■ Provided records

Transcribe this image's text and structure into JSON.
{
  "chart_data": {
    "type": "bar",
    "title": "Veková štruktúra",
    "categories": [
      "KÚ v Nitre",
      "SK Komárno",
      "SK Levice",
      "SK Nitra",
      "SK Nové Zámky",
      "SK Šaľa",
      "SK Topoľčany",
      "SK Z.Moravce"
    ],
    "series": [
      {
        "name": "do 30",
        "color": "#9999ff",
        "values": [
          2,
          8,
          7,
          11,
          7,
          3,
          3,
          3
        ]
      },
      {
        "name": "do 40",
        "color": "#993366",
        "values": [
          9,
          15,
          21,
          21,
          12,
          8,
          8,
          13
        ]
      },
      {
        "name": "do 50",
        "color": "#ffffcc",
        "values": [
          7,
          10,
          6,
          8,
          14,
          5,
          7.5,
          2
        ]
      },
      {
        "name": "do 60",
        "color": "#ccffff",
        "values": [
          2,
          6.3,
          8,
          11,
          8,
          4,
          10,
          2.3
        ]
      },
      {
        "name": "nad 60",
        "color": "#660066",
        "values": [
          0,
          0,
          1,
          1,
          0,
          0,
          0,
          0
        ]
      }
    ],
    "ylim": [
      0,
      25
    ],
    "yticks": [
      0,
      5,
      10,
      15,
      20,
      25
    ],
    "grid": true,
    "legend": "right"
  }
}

■ Stated task
Your task is to give the records above again, exactly.

■ Task response
Transcribe this image's text and structure into JSON.
{
  "chart_data": {
    "type": "bar",
    "title": "Veková štruktúra",
    "categories": [
      "KÚ v Nitre",
      "SK Komárno",
      "SK Levice",
      "SK Nitra",
      "SK Nové Zámky",
      "SK Šaľa",
      "SK Topoľčany",
      "SK Z.Moravce"
    ],
    "series": [
      {
        "name": "do 30",
        "color": "#9999ff",
        "values": [
          2,
          8,
          7,
          11,
          7,
          3,
          3,
          3
        ]
      },
      {
        "name": "do 40",
        "color": "#993366",
        "values": [
          9,
          15,
          21,
          21,
          12,
          8,
          8,
          13
        ]
      },
      {
        "name": "do 50",
        "color": "#ffffcc",
        "values": [
          7,
          10,
          6,
          8,
          14,
          5,
          7.5,
          2
        ]
      },
      {
        "name": "do 60",
        "color": "#ccffff",
        "values": [
          2,
          6.3,
          8,
          11,
          8,
          4,
          10,
          2.3
        ]
      },
      {
        "name": "nad 60",
        "color": "#660066",
        "values": [
          0,
          0,
          1,
          1,
          0,
          0,
          0,
          0
        ]
      }
    ],
    "ylim": [
      0,
      25
    ],
    "yticks": [
      0,
      5,
      10,
      15,
      20,
      25
    ],
    "grid": true,
    "legend": "right"
  }
}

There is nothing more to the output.